→ **Requirements**
Pull every line of the entries that has the word "opposite".
[Start of Input for this task]
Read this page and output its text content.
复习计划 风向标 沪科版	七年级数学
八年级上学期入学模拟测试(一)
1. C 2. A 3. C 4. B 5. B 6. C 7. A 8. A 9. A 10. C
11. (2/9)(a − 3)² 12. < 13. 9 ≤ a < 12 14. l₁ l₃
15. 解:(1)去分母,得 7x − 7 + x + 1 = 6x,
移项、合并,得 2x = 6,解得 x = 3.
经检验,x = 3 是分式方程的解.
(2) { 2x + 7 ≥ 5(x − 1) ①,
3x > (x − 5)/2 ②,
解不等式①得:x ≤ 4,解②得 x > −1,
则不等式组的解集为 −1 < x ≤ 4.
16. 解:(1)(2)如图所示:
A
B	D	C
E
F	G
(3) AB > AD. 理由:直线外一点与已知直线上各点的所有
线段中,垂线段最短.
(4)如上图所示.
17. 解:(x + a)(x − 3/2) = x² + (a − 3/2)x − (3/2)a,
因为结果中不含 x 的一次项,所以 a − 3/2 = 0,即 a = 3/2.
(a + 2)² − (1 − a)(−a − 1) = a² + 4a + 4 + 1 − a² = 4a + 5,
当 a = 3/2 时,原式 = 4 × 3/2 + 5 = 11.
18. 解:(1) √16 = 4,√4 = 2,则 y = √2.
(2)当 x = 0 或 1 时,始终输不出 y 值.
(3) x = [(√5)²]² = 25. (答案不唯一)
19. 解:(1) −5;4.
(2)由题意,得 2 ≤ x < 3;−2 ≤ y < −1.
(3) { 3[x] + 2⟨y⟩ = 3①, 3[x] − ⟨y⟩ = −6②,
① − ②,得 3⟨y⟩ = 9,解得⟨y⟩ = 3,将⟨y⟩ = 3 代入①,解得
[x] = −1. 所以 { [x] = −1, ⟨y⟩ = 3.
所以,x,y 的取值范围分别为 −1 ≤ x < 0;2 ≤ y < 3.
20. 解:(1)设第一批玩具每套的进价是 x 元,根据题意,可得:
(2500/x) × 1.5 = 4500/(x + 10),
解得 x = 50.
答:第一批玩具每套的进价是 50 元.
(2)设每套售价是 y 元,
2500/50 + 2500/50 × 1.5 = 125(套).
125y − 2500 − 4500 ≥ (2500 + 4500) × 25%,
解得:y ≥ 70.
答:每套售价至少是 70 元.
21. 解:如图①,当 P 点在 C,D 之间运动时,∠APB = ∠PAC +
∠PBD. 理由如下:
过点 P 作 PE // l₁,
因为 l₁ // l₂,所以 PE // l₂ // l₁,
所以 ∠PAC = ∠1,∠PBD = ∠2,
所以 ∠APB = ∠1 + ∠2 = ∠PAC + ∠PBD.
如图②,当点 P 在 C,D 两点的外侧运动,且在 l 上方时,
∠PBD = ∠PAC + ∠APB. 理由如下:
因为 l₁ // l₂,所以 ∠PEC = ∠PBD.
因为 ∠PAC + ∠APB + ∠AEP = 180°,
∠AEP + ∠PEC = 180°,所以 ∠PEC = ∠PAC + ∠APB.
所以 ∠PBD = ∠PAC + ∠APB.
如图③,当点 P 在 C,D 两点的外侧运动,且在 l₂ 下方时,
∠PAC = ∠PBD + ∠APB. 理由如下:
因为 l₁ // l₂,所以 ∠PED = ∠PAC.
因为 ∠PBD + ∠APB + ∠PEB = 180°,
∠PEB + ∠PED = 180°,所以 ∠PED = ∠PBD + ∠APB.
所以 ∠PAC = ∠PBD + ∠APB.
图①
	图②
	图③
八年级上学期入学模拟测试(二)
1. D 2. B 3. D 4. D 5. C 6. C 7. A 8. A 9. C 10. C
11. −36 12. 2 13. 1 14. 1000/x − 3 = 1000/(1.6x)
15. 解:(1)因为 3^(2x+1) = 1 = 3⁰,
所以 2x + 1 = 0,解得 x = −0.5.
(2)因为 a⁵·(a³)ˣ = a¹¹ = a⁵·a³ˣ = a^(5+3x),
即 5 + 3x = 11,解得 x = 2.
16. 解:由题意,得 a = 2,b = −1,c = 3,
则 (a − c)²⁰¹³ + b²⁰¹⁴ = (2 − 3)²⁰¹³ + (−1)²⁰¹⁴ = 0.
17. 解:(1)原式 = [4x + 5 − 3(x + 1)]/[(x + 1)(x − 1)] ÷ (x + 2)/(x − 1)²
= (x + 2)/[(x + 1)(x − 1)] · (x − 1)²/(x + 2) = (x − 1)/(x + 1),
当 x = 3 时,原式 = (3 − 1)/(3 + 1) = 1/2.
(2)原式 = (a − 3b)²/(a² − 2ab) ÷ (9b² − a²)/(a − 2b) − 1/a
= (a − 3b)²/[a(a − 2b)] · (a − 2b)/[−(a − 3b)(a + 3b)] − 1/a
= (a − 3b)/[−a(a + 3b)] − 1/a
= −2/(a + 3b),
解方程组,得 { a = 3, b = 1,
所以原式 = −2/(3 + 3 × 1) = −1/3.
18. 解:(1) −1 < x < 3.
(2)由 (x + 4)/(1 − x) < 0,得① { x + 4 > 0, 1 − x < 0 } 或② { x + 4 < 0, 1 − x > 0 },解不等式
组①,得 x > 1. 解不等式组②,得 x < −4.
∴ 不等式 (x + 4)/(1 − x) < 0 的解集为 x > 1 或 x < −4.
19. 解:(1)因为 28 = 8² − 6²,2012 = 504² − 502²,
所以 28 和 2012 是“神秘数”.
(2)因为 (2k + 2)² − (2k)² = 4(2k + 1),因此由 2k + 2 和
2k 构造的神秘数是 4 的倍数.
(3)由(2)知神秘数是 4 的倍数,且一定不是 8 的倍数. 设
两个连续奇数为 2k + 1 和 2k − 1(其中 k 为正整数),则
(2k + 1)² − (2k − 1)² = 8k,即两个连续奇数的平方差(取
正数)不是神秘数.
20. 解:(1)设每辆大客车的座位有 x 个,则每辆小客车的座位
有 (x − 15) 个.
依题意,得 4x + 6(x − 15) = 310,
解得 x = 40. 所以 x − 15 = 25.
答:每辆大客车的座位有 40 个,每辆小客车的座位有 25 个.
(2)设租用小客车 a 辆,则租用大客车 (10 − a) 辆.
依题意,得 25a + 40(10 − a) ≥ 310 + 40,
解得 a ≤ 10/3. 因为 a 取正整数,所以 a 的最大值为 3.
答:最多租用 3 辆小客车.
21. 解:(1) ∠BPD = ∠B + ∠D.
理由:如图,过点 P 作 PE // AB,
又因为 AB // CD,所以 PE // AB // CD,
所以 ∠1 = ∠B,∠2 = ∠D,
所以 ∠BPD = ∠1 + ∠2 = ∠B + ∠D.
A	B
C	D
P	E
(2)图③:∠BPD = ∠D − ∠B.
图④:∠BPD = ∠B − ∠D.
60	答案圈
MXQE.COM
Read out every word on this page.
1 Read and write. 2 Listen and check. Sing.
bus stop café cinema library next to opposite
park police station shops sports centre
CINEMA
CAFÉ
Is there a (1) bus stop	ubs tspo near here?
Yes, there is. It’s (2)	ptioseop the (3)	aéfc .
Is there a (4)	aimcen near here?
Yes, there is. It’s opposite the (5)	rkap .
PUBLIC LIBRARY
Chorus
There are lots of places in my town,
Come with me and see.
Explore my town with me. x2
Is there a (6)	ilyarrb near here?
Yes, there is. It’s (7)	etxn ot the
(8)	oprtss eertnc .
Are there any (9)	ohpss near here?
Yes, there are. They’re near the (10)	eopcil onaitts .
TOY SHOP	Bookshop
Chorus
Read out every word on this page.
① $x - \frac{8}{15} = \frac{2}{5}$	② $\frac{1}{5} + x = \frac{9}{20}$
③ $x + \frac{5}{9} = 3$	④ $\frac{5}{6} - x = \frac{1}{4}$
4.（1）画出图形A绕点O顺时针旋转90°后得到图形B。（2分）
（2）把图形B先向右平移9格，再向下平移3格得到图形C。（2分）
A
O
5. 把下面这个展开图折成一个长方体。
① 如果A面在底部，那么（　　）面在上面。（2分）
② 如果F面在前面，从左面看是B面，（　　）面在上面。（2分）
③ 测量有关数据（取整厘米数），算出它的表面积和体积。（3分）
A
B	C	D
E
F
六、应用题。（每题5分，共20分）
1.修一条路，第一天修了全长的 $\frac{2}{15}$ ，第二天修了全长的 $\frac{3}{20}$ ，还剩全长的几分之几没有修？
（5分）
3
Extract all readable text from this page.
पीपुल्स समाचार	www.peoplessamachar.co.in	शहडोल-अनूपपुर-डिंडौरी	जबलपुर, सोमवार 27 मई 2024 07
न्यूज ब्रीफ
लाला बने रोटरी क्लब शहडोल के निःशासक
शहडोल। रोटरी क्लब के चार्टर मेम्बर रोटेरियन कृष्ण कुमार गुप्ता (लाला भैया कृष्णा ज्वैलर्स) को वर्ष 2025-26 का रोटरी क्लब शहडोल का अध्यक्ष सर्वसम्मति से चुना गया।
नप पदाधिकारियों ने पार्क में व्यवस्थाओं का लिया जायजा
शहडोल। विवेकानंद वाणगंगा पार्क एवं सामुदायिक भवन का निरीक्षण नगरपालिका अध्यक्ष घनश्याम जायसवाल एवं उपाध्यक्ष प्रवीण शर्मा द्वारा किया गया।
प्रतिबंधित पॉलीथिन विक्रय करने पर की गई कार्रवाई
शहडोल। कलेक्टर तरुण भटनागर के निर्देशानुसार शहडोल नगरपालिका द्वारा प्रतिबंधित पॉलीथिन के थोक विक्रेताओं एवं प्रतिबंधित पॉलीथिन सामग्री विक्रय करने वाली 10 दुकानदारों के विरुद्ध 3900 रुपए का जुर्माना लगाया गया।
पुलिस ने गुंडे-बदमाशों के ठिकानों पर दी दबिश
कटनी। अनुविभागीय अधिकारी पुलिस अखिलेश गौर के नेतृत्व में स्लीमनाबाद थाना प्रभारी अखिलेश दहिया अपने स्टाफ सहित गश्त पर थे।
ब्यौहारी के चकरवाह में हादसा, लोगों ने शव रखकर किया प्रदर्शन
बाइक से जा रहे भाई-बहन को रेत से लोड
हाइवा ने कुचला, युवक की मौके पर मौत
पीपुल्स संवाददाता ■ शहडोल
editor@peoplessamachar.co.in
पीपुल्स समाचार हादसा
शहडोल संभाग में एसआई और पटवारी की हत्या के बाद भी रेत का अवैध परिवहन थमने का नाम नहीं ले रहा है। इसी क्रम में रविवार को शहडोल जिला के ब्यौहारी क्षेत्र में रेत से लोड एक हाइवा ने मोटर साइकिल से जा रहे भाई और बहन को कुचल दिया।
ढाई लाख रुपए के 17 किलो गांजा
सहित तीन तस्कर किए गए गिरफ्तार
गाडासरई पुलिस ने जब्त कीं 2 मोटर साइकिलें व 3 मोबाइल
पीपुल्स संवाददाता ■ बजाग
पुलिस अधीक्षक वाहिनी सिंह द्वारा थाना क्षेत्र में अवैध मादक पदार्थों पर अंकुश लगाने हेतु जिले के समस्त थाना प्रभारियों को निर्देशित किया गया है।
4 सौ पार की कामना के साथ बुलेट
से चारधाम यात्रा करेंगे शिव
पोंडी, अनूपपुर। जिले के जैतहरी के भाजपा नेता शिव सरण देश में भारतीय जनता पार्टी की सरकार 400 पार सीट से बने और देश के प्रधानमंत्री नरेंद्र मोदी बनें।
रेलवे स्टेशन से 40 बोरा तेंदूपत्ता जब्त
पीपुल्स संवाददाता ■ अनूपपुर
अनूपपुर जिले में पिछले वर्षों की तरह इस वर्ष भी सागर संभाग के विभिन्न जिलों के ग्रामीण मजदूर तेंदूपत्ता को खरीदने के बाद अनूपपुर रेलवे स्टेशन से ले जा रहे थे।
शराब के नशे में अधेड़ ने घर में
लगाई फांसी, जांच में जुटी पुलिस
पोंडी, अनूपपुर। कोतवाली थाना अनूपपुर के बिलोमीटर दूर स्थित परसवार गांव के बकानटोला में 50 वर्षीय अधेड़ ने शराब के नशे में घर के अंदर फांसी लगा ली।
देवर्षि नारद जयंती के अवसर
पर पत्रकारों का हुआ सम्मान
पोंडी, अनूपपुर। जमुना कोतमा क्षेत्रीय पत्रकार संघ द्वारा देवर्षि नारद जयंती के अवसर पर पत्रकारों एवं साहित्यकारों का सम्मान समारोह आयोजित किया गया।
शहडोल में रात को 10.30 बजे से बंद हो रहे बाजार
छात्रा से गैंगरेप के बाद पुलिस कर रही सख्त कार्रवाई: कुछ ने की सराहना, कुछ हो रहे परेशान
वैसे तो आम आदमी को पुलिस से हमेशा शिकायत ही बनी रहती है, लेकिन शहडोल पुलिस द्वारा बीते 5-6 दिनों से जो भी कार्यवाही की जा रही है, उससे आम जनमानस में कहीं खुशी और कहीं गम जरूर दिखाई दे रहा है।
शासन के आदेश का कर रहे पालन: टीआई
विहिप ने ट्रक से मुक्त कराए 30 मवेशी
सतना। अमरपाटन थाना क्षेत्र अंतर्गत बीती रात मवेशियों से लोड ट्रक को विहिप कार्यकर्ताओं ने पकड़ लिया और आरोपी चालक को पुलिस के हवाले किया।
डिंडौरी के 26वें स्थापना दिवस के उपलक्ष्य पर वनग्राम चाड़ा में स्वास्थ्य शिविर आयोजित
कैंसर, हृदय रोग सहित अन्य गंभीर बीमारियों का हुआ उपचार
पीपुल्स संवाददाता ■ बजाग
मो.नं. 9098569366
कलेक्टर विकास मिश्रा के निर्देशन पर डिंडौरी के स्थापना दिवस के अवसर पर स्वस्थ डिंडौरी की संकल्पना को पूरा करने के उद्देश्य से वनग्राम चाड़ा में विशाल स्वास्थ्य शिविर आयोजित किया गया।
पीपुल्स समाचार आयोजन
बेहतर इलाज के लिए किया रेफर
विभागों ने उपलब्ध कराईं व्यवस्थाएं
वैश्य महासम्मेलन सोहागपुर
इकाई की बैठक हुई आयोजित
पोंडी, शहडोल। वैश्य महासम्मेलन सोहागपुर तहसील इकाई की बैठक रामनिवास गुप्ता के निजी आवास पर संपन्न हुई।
[End of Input for this task]
→ **Answer to the problem**
bus stop café cinema library next to opposite
Yes, there is. It’s opposite the (5)	rkap .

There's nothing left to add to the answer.